■ **REQUIREMENT**
Copy out each line featuring the string "this" from the entries beneath.

■ **INFORMATION SHOWN**
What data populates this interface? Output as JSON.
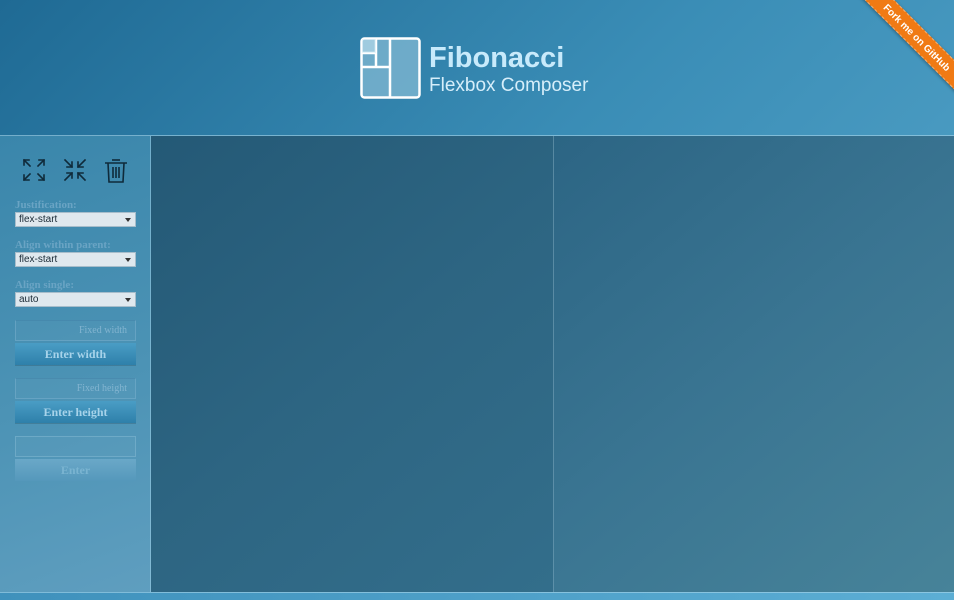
{
  "header": {
    "title": "Fibonacci",
    "subtitle": "Flexbox Composer",
    "logo_icon": "fibonacci-logo-icon",
    "ribbon_label": "Fork me on GitHub"
  },
  "toolbar": {
    "icons": [
      "expand-icon",
      "collapse-icon",
      "trash-icon"
    ]
  },
  "controls": {
    "justification": {
      "label": "Justification:",
      "selected": "flex-start"
    },
    "align_within_parent": {
      "label": "Align within parent:",
      "selected": "flex-start"
    },
    "align_single": {
      "label": "Align single:",
      "selected": "auto"
    },
    "width": {
      "placeholder": "Fixed width",
      "button_label": "Enter width"
    },
    "height": {
      "placeholder": "Fixed height",
      "button_label": "Enter height"
    },
    "generic": {
      "placeholder": "",
      "button_label": "Enter"
    }
  },
  "colors": {
    "ribbon": "#f07a14",
    "title": "#c8eafb",
    "pane_dark": "#245976",
    "pane_light": "#478399"
  }
}
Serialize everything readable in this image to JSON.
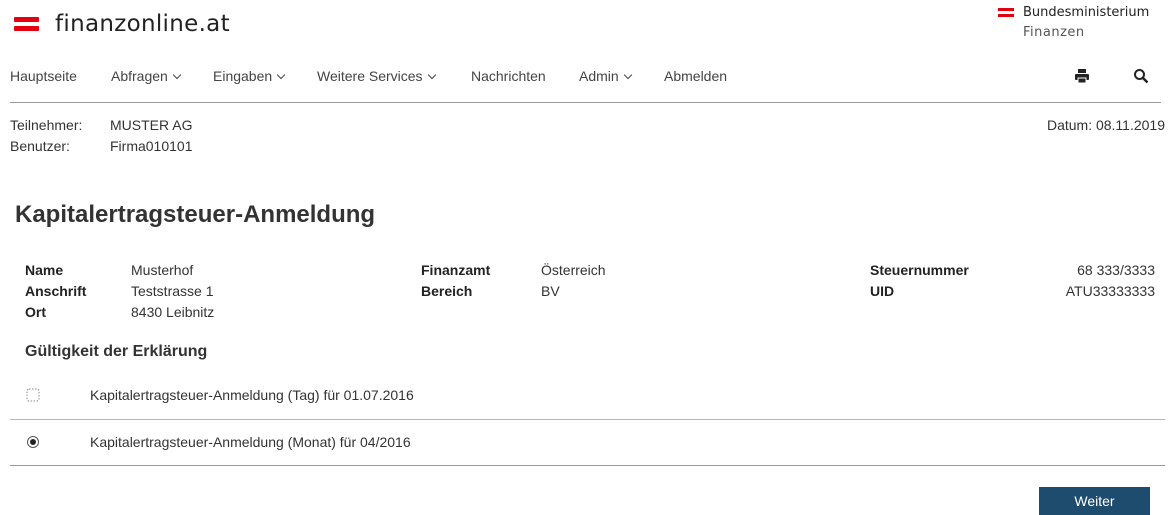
{
  "header": {
    "logo_text": "finanzonline.at",
    "ministry_line1": "Bundesministerium",
    "ministry_line2": "Finanzen"
  },
  "nav": {
    "items": [
      {
        "label": "Hauptseite",
        "dropdown": false
      },
      {
        "label": "Abfragen",
        "dropdown": true
      },
      {
        "label": "Eingaben",
        "dropdown": true
      },
      {
        "label": "Weitere Services",
        "dropdown": true
      },
      {
        "label": "Nachrichten",
        "dropdown": false
      },
      {
        "label": "Admin",
        "dropdown": true
      },
      {
        "label": "Abmelden",
        "dropdown": false
      }
    ],
    "icons": [
      "print-icon",
      "search-icon"
    ]
  },
  "user_info": {
    "participant_label": "Teilnehmer:",
    "participant_value": "MUSTER AG",
    "user_label": "Benutzer:",
    "user_value": "Firma010101",
    "date": "Datum: 08.11.2019"
  },
  "page_title": "Kapitalertragsteuer-Anmeldung",
  "details": {
    "name_label": "Name",
    "name_value": "Musterhof",
    "address_label": "Anschrift",
    "address_value": "Teststrasse 1",
    "city_label": "Ort",
    "city_value": "8430 Leibnitz",
    "tax_office_label": "Finanzamt",
    "tax_office_value": "Österreich",
    "area_label": "Bereich",
    "area_value": "BV",
    "tax_number_label": "Steuernummer",
    "tax_number_value": "68 333/3333",
    "uid_label": "UID",
    "uid_value": "ATU33333333"
  },
  "validity": {
    "heading": "Gültigkeit der Erklärung",
    "options": [
      {
        "label": "Kapitalertragsteuer-Anmeldung (Tag) für 01.07.2016",
        "selected": false
      },
      {
        "label": "Kapitalertragsteuer-Anmeldung (Monat) für 04/2016",
        "selected": true
      }
    ]
  },
  "actions": {
    "next_label": "Weiter"
  },
  "colors": {
    "brand_red": "#e3000f",
    "button_blue": "#1e4c6e"
  }
}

■ **PROBLEM SOLUTION**
What data populates this interface? Output as JSON.
Serialize everything readable in this image to JSON.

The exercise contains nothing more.